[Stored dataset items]
===

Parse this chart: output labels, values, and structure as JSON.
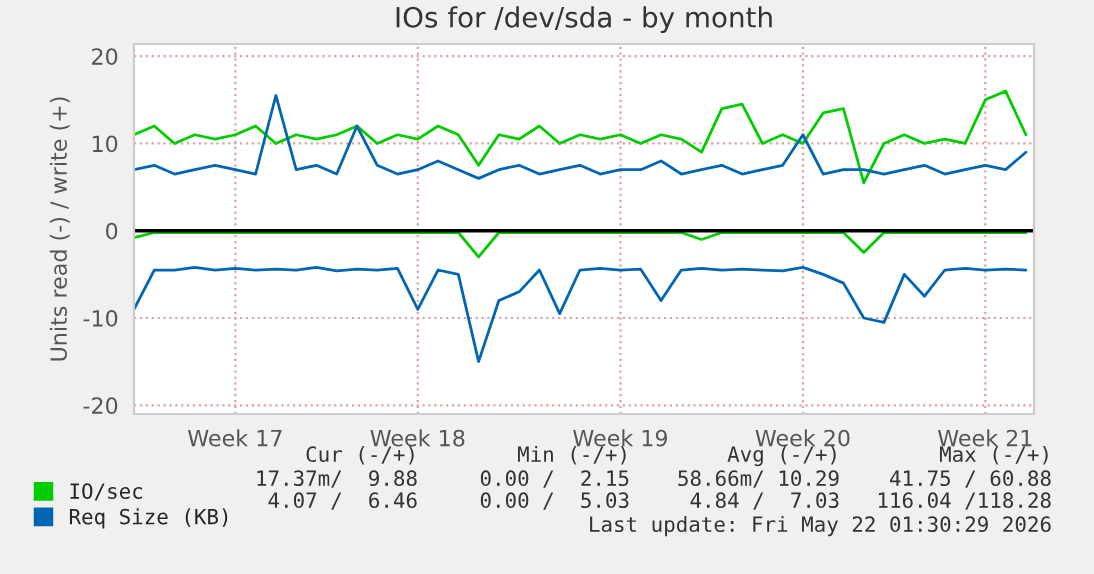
{
  "chart_data": {
    "type": "line",
    "title": "IOs for /dev/sda - by month",
    "ylabel": "Units read (-) / write (+)",
    "categories": [
      null,
      null,
      null,
      null,
      null,
      "Week 17",
      null,
      null,
      null,
      null,
      null,
      null,
      null,
      null,
      "Week 18",
      null,
      null,
      null,
      null,
      null,
      null,
      null,
      null,
      null,
      "Week 19",
      null,
      null,
      null,
      null,
      null,
      null,
      null,
      null,
      "Week 20",
      null,
      null,
      null,
      null,
      null,
      null,
      null,
      null,
      "Week 21",
      null,
      null
    ],
    "ylim": [
      -21,
      21.4
    ],
    "yticks": [
      -20,
      -10,
      0,
      10,
      20
    ],
    "series": [
      {
        "name": "IO/sec",
        "color": "#00cc00",
        "values": [
          11,
          12,
          10,
          11,
          10.5,
          11,
          12,
          10,
          11,
          10.5,
          11,
          12,
          10,
          11,
          10.5,
          12,
          11,
          7.5,
          11,
          10.5,
          12,
          10,
          11,
          10.5,
          11,
          10,
          11,
          10.5,
          9,
          14,
          14.5,
          10,
          11,
          10,
          13.5,
          14,
          5.5,
          10,
          11,
          10,
          10.5,
          10,
          15,
          16,
          11
        ]
      },
      {
        "name": "Req Size (KB)",
        "color": "#0066b3",
        "values": [
          7,
          7.5,
          6.5,
          7,
          7.5,
          7,
          6.5,
          15.5,
          7,
          7.5,
          6.5,
          12,
          7.5,
          6.5,
          7,
          8,
          7,
          6,
          7,
          7.5,
          6.5,
          7,
          7.5,
          6.5,
          7,
          7,
          8,
          6.5,
          7,
          7.5,
          6.5,
          7,
          7.5,
          11,
          6.5,
          7,
          7,
          6.5,
          7,
          7.5,
          6.5,
          7,
          7.5,
          7,
          9
        ]
      },
      {
        "color": "#00cc00",
        "values": [
          -0.8,
          -0.2,
          -0.2,
          -0.2,
          -0.2,
          -0.2,
          -0.2,
          -0.2,
          -0.2,
          -0.2,
          -0.2,
          -0.2,
          -0.2,
          -0.2,
          -0.2,
          -0.2,
          -0.2,
          -3,
          -0.2,
          -0.2,
          -0.2,
          -0.2,
          -0.2,
          -0.2,
          -0.2,
          -0.2,
          -0.2,
          -0.2,
          -1,
          -0.2,
          -0.2,
          -0.2,
          -0.2,
          -0.2,
          -0.2,
          -0.2,
          -2.5,
          -0.2,
          -0.2,
          -0.2,
          -0.2,
          -0.2,
          -0.2,
          -0.2,
          -0.2
        ]
      },
      {
        "color": "#0066b3",
        "values": [
          -9,
          -4.5,
          -4.5,
          -4.2,
          -4.5,
          -4.3,
          -4.5,
          -4.4,
          -4.5,
          -4.2,
          -4.6,
          -4.4,
          -4.5,
          -4.3,
          -9,
          -4.5,
          -5,
          -15,
          -8,
          -7,
          -4.5,
          -9.5,
          -4.5,
          -4.3,
          -4.5,
          -4.4,
          -8,
          -4.5,
          -4.3,
          -4.5,
          -4.4,
          -4.5,
          -4.6,
          -4.2,
          -5,
          -6,
          -10,
          -10.5,
          -5,
          -7.5,
          -4.5,
          -4.3,
          -4.5,
          -4.4,
          -4.5
        ]
      }
    ],
    "ref_lines": [
      {
        "axis": "y",
        "value": 0,
        "color": "#000000"
      }
    ],
    "grid": true,
    "legend": "bottom left",
    "marker": "none",
    "line_style": "solid",
    "annotations": [
      "Cur (-/+)",
      "Min (-/+)",
      "Avg (-/+)",
      "Max (-/+)",
      "17.37m/  9.88",
      "0.00 /  2.15",
      "58.66m/ 10.29",
      "41.75 / 60.88",
      "4.07 /  6.46",
      "0.00 /  5.03",
      "4.84 /  7.03",
      "116.04 /118.28",
      "Last update: Fri May 22 01:30:29 2026"
    ]
  }
}
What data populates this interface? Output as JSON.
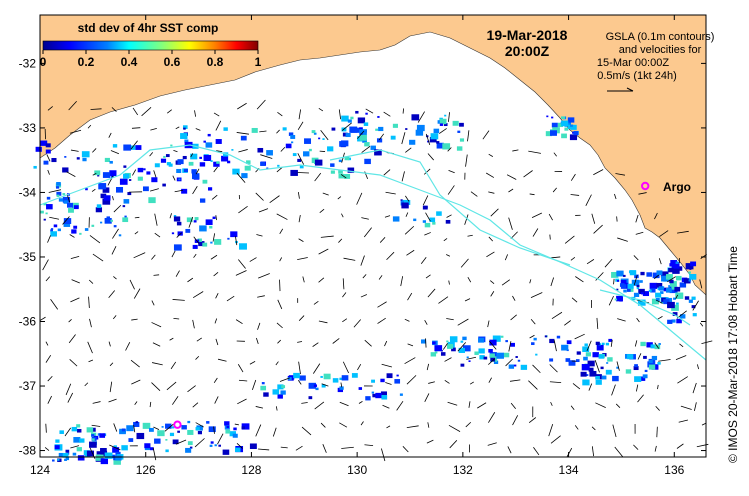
{
  "map": {
    "date": "19-Mar-2018",
    "time": "20:00Z",
    "legend": {
      "colorbar_title": "std dev of 4hr SST comp",
      "ticks": [
        "0",
        "0.2",
        "0.4",
        "0.6",
        "0.8",
        "1"
      ],
      "ticks_values": [
        0,
        0.2,
        0.4,
        0.6,
        0.8,
        1
      ],
      "colormap": [
        "#00008f",
        "#0000ff",
        "#0080ff",
        "#00ffff",
        "#80ff80",
        "#ffff00",
        "#ff8000",
        "#ff0000",
        "#800000"
      ]
    },
    "gsla_note": {
      "line1": "GSLA (0.1m contours)",
      "line2": "and velocities for",
      "line3": "15-Mar 00:00Z",
      "line4": "0.5m/s (1kt 24h)"
    },
    "argo_label": "Argo",
    "credit": "© IMOS 20-Mar-2018 17:08 Hobart Time",
    "x_ticks": [
      "124",
      "126",
      "128",
      "130",
      "132",
      "134",
      "136"
    ],
    "x_values": [
      124,
      126,
      128,
      130,
      132,
      134,
      136
    ],
    "y_ticks": [
      "-32",
      "-33",
      "-34",
      "-35",
      "-36",
      "-37",
      "-38"
    ],
    "y_values": [
      -32,
      -33,
      -34,
      -35,
      -36,
      -37,
      -38
    ],
    "x_range": [
      124,
      136.6
    ],
    "y_range": [
      -38.1,
      -31.25
    ],
    "colors": {
      "land": "#fcc98f",
      "ocean": "#ffffff",
      "contour": "#5fe6e6",
      "argo": "#ff00ff"
    },
    "argo_floats": [
      {
        "lon": 135.45,
        "lat": -33.9
      },
      {
        "lon": 126.6,
        "lat": -37.6
      }
    ]
  }
}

===

■ **Exercise directions**:
Leave out the pictures, and give all the records again exactly.

■ **Worked answer**:
Parse this chart: output labels, values, and structure as JSON.
{
  "chart_data": {
    "type": "line",
    "title": "IOs for /dev/sda - by month",
    "ylabel": "Units read (-) / write (+)",
    "categories": [
      null,
      null,
      null,
      null,
      null,
      "Week 17",
      null,
      null,
      null,
      null,
      null,
      null,
      null,
      null,
      "Week 18",
      null,
      null,
      null,
      null,
      null,
      null,
      null,
      null,
      null,
      "Week 19",
      null,
      null,
      null,
      null,
      null,
      null,
      null,
      null,
      "Week 20",
      null,
      null,
      null,
      null,
      null,
      null,
      null,
      null,
      "Week 21",
      null,
      null
    ],
    "ylim": [
      -21,
      21.4
    ],
    "yticks": [
      -20,
      -10,
      0,
      10,
      20
    ],
    "series": [
      {
        "name": "IO/sec",
        "color": "#00cc00",
        "values": [
          11,
          12,
          10,
          11,
          10.5,
          11,
          12,
          10,
          11,
          10.5,
          11,
          12,
          10,
          11,
          10.5,
          12,
          11,
          7.5,
          11,
          10.5,
          12,
          10,
          11,
          10.5,
          11,
          10,
          11,
          10.5,
          9,
          14,
          14.5,
          10,
          11,
          10,
          13.5,
          14,
          5.5,
          10,
          11,
          10,
          10.5,
          10,
          15,
          16,
          11
        ]
      },
      {
        "name": "Req Size (KB)",
        "color": "#0066b3",
        "values": [
          7,
          7.5,
          6.5,
          7,
          7.5,
          7,
          6.5,
          15.5,
          7,
          7.5,
          6.5,
          12,
          7.5,
          6.5,
          7,
          8,
          7,
          6,
          7,
          7.5,
          6.5,
          7,
          7.5,
          6.5,
          7,
          7,
          8,
          6.5,
          7,
          7.5,
          6.5,
          7,
          7.5,
          11,
          6.5,
          7,
          7,
          6.5,
          7,
          7.5,
          6.5,
          7,
          7.5,
          7,
          9
        ]
      },
      {
        "color": "#00cc00",
        "values": [
          -0.8,
          -0.2,
          -0.2,
          -0.2,
          -0.2,
          -0.2,
          -0.2,
          -0.2,
          -0.2,
          -0.2,
          -0.2,
          -0.2,
          -0.2,
          -0.2,
          -0.2,
          -0.2,
          -0.2,
          -3,
          -0.2,
          -0.2,
          -0.2,
          -0.2,
          -0.2,
          -0.2,
          -0.2,
          -0.2,
          -0.2,
          -0.2,
          -1,
          -0.2,
          -0.2,
          -0.2,
          -0.2,
          -0.2,
          -0.2,
          -0.2,
          -2.5,
          -0.2,
          -0.2,
          -0.2,
          -0.2,
          -0.2,
          -0.2,
          -0.2,
          -0.2
        ]
      },
      {
        "color": "#0066b3",
        "values": [
          -9,
          -4.5,
          -4.5,
          -4.2,
          -4.5,
          -4.3,
          -4.5,
          -4.4,
          -4.5,
          -4.2,
          -4.6,
          -4.4,
          -4.5,
          -4.3,
          -9,
          -4.5,
          -5,
          -15,
          -8,
          -7,
          -4.5,
          -9.5,
          -4.5,
          -4.3,
          -4.5,
          -4.4,
          -8,
          -4.5,
          -4.3,
          -4.5,
          -4.4,
          -4.5,
          -4.6,
          -4.2,
          -5,
          -6,
          -10,
          -10.5,
          -5,
          -7.5,
          -4.5,
          -4.3,
          -4.5,
          -4.4,
          -4.5
        ]
      }
    ],
    "ref_lines": [
      {
        "axis": "y",
        "value": 0,
        "color": "#000000"
      }
    ],
    "grid": true,
    "legend": "bottom left",
    "marker": "none",
    "line_style": "solid",
    "annotations": [
      "Cur (-/+)",
      "Min (-/+)",
      "Avg (-/+)",
      "Max (-/+)",
      "17.37m/  9.88",
      "0.00 /  2.15",
      "58.66m/ 10.29",
      "41.75 / 60.88",
      "4.07 /  6.46",
      "0.00 /  5.03",
      "4.84 /  7.03",
      "116.04 /118.28",
      "Last update: Fri May 22 01:30:29 2026"
    ]
  }
}
What data populates this interface? Output as JSON.
{
  "map": {
    "date": "19-Mar-2018",
    "time": "20:00Z",
    "legend": {
      "colorbar_title": "std dev of 4hr SST comp",
      "ticks": [
        "0",
        "0.2",
        "0.4",
        "0.6",
        "0.8",
        "1"
      ],
      "ticks_values": [
        0,
        0.2,
        0.4,
        0.6,
        0.8,
        1
      ],
      "colormap": [
        "#00008f",
        "#0000ff",
        "#0080ff",
        "#00ffff",
        "#80ff80",
        "#ffff00",
        "#ff8000",
        "#ff0000",
        "#800000"
      ]
    },
    "gsla_note": {
      "line1": "GSLA (0.1m contours)",
      "line2": "and velocities for",
      "line3": "15-Mar 00:00Z",
      "line4": "0.5m/s (1kt 24h)"
    },
    "argo_label": "Argo",
    "credit": "© IMOS 20-Mar-2018 17:08 Hobart Time",
    "x_ticks": [
      "124",
      "126",
      "128",
      "130",
      "132",
      "134",
      "136"
    ],
    "x_values": [
      124,
      126,
      128,
      130,
      132,
      134,
      136
    ],
    "y_ticks": [
      "-32",
      "-33",
      "-34",
      "-35",
      "-36",
      "-37",
      "-38"
    ],
    "y_values": [
      -32,
      -33,
      -34,
      -35,
      -36,
      -37,
      -38
    ],
    "x_range": [
      124,
      136.6
    ],
    "y_range": [
      -38.1,
      -31.25
    ],
    "colors": {
      "land": "#fcc98f",
      "ocean": "#ffffff",
      "contour": "#5fe6e6",
      "argo": "#ff00ff"
    },
    "argo_floats": [
      {
        "lon": 135.45,
        "lat": -33.9
      },
      {
        "lon": 126.6,
        "lat": -37.6
      }
    ]
  }
}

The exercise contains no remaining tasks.